ANALYSES

Les attaques de drones américains au Pakistan contre-productives

Presse
25 septembre 2012
Edouard Pflimlin - Le Monde.fr

Les attaques de drones américains sur des cibles et des réseaux terroristes au Pakistan sont contre-productives, indique un rapport des universités Stanford et de New York publié récemment, que relaie, mardi 25 septembre, le quotidien britannique The Guardian.


Cette étude, basée sur des entretiens avec des victimes, des témoins et des experts, critique le président américain, Barack Obama, pour l’escalade dans les frappes ciblées où les groupes terroristes sont sélectionnés simplement à travers une analyse à distance de leur menace.
━━━━━━━━━━━━━━━━━━━━
> **Travail à réaliser**
A - Extrayez de l'article sur les drones le passage qui débute par "Les attaques de drones américains sur" et se poursuit jusqu'à "de leur menace." inclus.
B - D'après l'article sur les drones, sur quoi l'étude des universités Stanford et de New York est-elle basée ?
━━━━━━━━━━━━━━━━━━━━
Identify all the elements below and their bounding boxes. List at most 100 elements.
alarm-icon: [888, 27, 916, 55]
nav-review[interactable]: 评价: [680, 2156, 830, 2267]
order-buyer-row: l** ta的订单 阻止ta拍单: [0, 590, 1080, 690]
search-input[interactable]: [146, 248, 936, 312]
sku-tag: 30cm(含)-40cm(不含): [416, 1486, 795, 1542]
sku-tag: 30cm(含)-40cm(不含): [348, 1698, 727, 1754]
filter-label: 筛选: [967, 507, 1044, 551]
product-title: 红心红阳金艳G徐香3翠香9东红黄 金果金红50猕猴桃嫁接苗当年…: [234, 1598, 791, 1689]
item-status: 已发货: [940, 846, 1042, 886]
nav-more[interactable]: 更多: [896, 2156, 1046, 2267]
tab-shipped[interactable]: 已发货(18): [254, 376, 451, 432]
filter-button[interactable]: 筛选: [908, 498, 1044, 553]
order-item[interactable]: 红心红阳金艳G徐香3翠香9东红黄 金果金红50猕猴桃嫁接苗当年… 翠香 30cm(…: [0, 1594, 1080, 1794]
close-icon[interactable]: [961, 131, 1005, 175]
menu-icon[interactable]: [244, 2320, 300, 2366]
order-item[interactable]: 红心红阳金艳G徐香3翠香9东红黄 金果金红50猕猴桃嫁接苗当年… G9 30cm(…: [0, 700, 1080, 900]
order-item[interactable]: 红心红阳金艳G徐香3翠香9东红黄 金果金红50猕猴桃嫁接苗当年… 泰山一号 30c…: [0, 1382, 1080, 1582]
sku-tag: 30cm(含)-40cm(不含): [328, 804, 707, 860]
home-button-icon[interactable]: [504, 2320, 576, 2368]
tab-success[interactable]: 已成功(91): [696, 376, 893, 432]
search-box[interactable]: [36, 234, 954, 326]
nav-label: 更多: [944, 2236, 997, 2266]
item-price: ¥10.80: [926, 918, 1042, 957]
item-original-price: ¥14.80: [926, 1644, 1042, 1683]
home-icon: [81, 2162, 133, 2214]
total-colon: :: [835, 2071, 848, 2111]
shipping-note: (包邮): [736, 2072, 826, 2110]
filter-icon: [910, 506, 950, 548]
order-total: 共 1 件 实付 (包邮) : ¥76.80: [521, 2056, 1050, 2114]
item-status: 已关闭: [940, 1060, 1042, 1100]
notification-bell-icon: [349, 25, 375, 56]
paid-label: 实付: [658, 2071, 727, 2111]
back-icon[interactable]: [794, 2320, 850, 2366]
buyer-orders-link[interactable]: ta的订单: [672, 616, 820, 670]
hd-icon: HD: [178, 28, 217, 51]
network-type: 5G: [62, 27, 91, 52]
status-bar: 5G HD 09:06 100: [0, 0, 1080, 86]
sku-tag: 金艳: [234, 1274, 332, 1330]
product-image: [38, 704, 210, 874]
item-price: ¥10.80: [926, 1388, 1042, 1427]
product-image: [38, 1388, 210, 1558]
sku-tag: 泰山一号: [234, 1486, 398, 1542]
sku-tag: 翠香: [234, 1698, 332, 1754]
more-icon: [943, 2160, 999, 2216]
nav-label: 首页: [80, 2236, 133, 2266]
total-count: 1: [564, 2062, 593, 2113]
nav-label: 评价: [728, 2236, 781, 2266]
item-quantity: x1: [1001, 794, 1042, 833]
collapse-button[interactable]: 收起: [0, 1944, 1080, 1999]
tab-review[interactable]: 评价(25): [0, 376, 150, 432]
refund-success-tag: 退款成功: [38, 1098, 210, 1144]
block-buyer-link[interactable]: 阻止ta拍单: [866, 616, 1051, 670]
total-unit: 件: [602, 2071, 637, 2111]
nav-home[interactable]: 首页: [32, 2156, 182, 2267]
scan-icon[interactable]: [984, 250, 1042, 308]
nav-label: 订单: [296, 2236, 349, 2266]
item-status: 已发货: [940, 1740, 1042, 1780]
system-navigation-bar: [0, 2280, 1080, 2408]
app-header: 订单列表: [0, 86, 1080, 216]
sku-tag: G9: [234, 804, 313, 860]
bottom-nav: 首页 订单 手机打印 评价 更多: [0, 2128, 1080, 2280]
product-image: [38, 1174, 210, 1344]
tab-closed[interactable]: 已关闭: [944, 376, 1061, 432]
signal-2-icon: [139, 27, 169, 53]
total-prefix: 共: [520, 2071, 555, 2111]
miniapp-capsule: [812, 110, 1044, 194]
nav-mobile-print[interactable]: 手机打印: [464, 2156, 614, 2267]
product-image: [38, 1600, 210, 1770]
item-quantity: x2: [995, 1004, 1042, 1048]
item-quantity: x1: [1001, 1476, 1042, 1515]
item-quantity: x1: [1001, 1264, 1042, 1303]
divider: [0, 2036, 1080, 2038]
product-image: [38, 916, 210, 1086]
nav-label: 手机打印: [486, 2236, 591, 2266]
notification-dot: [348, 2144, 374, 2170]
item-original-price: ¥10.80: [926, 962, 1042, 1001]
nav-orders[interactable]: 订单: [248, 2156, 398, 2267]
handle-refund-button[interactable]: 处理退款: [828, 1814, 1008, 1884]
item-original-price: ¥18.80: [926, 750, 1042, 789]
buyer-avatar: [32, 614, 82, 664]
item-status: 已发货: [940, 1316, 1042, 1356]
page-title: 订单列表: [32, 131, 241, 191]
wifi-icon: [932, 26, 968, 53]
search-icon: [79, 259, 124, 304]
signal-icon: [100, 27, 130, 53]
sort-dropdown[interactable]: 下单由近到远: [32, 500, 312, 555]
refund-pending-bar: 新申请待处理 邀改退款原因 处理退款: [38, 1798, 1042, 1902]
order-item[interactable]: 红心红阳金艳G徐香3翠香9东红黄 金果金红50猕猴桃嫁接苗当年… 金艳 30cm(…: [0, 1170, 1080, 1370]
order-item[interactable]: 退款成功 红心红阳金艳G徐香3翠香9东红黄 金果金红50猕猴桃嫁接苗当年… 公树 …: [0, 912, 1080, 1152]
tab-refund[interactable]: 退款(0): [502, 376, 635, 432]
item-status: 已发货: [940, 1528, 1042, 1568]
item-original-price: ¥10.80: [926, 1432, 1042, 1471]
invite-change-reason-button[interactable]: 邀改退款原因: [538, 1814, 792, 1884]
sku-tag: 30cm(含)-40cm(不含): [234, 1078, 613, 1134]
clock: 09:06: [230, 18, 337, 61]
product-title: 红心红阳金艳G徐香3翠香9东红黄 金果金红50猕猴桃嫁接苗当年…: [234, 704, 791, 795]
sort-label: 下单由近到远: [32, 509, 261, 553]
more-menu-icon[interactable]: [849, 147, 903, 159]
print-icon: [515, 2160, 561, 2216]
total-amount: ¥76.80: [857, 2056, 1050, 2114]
━━━━━━━━━━━━━━━━━━━━
> **Corrigé**
A -
Les attaques de drones américains sur des cibles et des réseaux terroristes au Pakistan sont contre-productives, indique un rapport des universités Stanford et de New York publié récemment, que relaie, mardi 25 septembre, le quotidien britannique The Guardian.


Cette étude, basée sur des entretiens avec des victimes, des témoins et des experts, critique le président américain, Barack Obama, pour l’escalade dans les frappes ciblées où les groupes terroristes sont sélectionnés simplement à travers une analyse à distance de leur menace.

B - Sur des entretiens avec des victimes, des témoins et des experts.